## [Exercise brief]
Pick out all lines of the entries that include the word "Canzleicasse" and copy them.
BEGIN Records for this task
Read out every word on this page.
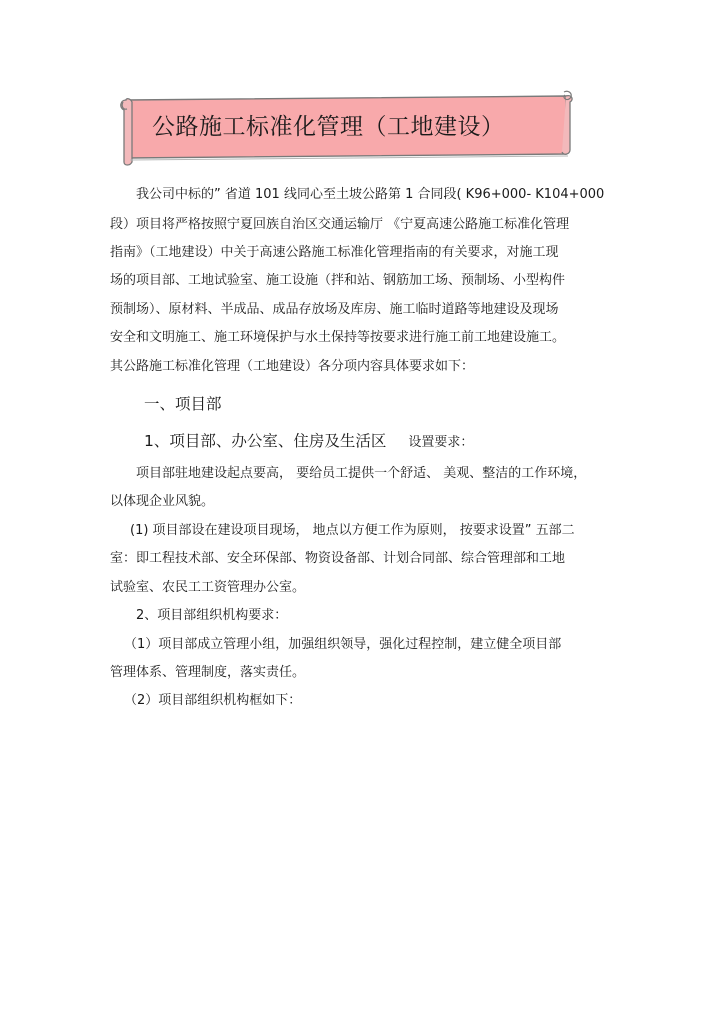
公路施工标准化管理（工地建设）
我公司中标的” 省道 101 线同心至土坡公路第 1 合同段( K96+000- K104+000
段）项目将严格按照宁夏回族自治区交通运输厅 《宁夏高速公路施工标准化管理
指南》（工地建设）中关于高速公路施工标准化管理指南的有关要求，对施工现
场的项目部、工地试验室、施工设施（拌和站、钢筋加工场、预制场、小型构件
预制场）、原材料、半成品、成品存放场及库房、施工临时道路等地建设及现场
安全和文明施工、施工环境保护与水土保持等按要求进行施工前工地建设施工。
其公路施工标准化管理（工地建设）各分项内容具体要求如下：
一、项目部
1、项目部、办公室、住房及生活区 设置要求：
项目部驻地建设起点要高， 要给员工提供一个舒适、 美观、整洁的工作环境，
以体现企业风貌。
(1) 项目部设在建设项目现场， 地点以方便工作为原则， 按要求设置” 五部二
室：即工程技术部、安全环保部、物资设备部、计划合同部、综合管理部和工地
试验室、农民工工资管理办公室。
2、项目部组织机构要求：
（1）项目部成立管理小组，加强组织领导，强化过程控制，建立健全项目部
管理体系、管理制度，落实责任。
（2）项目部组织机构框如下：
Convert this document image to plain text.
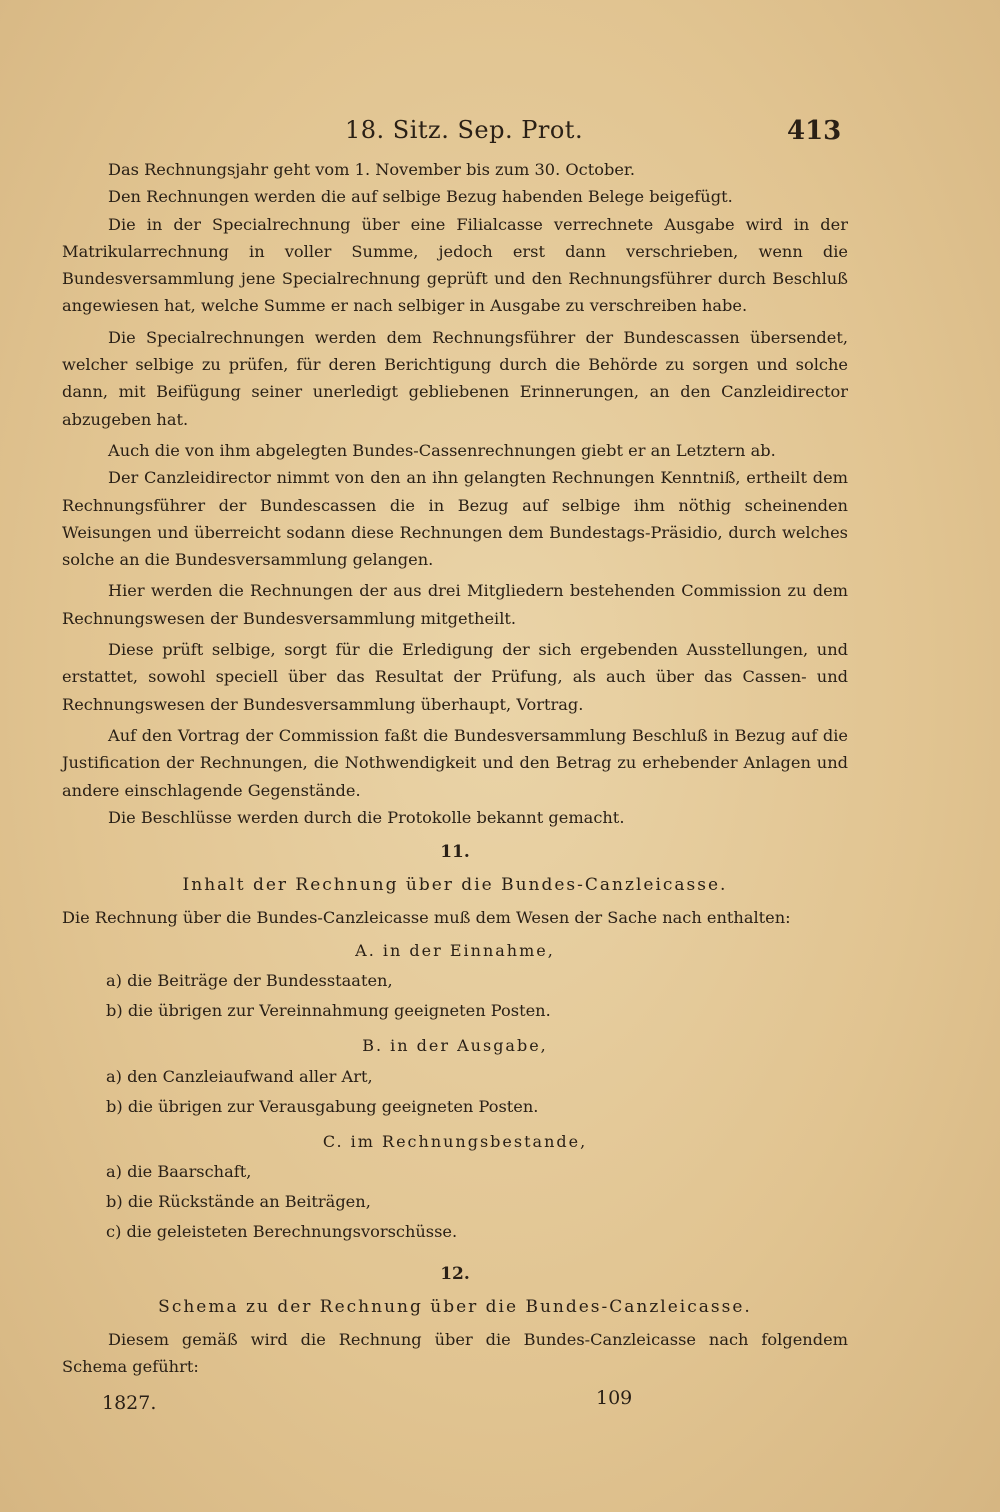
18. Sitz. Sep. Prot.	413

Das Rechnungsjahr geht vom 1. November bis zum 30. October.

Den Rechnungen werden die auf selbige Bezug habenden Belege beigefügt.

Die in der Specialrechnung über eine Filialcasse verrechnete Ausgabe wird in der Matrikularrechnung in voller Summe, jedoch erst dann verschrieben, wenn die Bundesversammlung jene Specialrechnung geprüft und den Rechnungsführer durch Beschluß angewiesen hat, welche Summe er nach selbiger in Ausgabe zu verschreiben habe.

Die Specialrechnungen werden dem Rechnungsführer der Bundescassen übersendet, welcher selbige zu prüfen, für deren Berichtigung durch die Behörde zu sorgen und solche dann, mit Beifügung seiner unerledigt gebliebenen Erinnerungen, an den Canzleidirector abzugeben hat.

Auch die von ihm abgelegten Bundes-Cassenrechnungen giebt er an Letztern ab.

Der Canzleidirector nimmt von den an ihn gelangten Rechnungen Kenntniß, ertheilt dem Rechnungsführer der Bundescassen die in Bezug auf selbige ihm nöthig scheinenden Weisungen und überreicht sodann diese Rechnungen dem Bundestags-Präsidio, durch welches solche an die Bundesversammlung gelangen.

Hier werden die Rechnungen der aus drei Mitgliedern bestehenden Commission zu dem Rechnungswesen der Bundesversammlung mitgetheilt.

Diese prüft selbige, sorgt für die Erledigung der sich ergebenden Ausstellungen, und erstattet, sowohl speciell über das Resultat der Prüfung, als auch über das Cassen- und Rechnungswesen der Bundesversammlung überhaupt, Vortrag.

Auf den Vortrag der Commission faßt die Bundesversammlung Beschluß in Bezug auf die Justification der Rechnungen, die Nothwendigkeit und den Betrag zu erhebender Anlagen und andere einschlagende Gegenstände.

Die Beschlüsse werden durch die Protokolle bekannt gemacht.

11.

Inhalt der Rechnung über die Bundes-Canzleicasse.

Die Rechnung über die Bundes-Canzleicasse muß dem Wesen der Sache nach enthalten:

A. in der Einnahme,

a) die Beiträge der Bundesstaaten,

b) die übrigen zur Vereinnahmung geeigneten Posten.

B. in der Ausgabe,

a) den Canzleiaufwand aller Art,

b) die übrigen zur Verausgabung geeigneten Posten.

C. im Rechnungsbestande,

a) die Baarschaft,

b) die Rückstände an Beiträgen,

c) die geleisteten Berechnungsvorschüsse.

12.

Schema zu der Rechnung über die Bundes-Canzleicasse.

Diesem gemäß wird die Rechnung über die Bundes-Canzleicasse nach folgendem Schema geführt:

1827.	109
END Records for this task
## [Task response]
Inhalt der Rechnung über die Bundes-Canzleicasse.
Die Rechnung über die Bundes-Canzleicasse muß dem Wesen der Sache nach enthalten:
Schema zu der Rechnung über die Bundes-Canzleicasse.
Diesem gemäß wird die Rechnung über die Bundes-Canzleicasse nach folgendem Schema geführt:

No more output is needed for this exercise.